◆ **Collected data entries**
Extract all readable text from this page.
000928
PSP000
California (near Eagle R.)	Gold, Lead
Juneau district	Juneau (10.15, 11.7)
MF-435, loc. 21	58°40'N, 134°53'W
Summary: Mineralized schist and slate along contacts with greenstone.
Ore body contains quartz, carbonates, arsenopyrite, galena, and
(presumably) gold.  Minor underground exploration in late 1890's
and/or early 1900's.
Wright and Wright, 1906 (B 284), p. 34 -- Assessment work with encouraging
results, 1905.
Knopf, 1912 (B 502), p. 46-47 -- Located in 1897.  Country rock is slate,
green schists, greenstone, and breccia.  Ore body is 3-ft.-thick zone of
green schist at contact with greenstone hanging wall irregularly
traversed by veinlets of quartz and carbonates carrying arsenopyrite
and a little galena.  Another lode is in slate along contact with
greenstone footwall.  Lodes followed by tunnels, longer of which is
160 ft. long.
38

◆ **Set exercise**
Output every line above without altering anything.

◆ **Expected output**
Extract all readable text from this page.
000928
PSP000
California (near Eagle R.)	Gold, Lead
Juneau district	Juneau (10.15, 11.7)
MF-435, loc. 21	58°40'N, 134°53'W
Summary: Mineralized schist and slate along contacts with greenstone.
Ore body contains quartz, carbonates, arsenopyrite, galena, and
(presumably) gold.  Minor underground exploration in late 1890's
and/or early 1900's.
Wright and Wright, 1906 (B 284), p. 34 -- Assessment work with encouraging
results, 1905.
Knopf, 1912 (B 502), p. 46-47 -- Located in 1897.  Country rock is slate,
green schists, greenstone, and breccia.  Ore body is 3-ft.-thick zone of
green schist at contact with greenstone hanging wall irregularly
traversed by veinlets of quartz and carbonates carrying arsenopyrite
and a little galena.  Another lode is in slate along contact with
greenstone footwall.  Lodes followed by tunnels, longer of which is
160 ft. long.
38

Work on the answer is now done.